> **PROBLEM DESCRIPTION**: Copy out the passage on the Rawang people word for word, from start to finish.

The Rawang people are an ethnic group who inhabit far northern Kachin State of Burma (Myanmar). They speak the Rawang language. 

There are one D'rung family and several Anung families found among Lisu tribe people in Arunachal Pradesh in India. However, Nung rawang people and Anung (Lisu) people are two different groups.  Anung people speak and write in their own language. The Anung population mixed with Lisu tribe people in China is estimated about 20000.    According to cultural research and their own oral traditions, the Nung-Rawang are most likely Mongolian descendants who moved south from the Mongolian steppes to the 3 river region (Mekong, Yantzi, Salween)of China. During the second millennium, the Nung-Rawang migrated south west into the Himalayas at the top of Burma, seeking fertile farm lands. They settled in some of the most remote valleys and mountains in all of Burma. The Nung-Rawang are a proud, peaceful, industrious, agriculturally based mountain people known for their stability, hospitality, and colourful traditions. Living in the beautiful and isolated regions of northern Burma, they have also become prosperous through the plentiful supplies of jade and gold in their region. During the British colonial period, their very existence was thought to be a myth, as incoherent reports of "pygmy tribes" in the mountains of north Burma surfaced from time to time. The Drung, a sub tribe of the Nung-Rawang are short in stature, and are known for their crossbow hunting skills, and an extensive anthropological study has been initiated on this remote ethnic group by Dr. P. Christiaan Klieger of the California Academy of Sciences, since 2001.

> **DATASET EXTRACT**:
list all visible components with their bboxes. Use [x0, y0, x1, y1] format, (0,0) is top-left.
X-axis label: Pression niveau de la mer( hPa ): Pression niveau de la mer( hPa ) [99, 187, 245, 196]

> **EXERCISE OUTPUT**:
The Rawang people are an ethnic group who inhabit far northern Kachin State of Burma (Myanmar). They speak the Rawang language. 

There are one D'rung family and several Anung families found among Lisu tribe people in Arunachal Pradesh in India. However, Nung rawang people and Anung (Lisu) people are two different groups.  Anung people speak and write in their own language. The Anung population mixed with Lisu tribe people in China is estimated about 20000.    According to cultural research and their own oral traditions, the Nung-Rawang are most likely Mongolian descendants who moved south from the Mongolian steppes to the 3 river region (Mekong, Yantzi, Salween)of China. During the second millennium, the Nung-Rawang migrated south west into the Himalayas at the top of Burma, seeking fertile farm lands. They settled in some of the most remote valleys and mountains in all of Burma. The Nung-Rawang are a proud, peaceful, industrious, agriculturally based mountain people known for their stability, hospitality, and colourful traditions. Living in the beautiful and isolated regions of northern Burma, they have also become prosperous through the plentiful supplies of jade and gold in their region. During the British colonial period, their very existence was thought to be a myth, as incoherent reports of "pygmy tribes" in the mountains of north Burma surfaced from time to time. The Drung, a sub tribe of the Nung-Rawang are short in stature, and are known for their crossbow hunting skills, and an extensive anthropological study has been initiated on this remote ethnic group by Dr. P. Christiaan Klieger of the California Academy of Sciences, since 2001.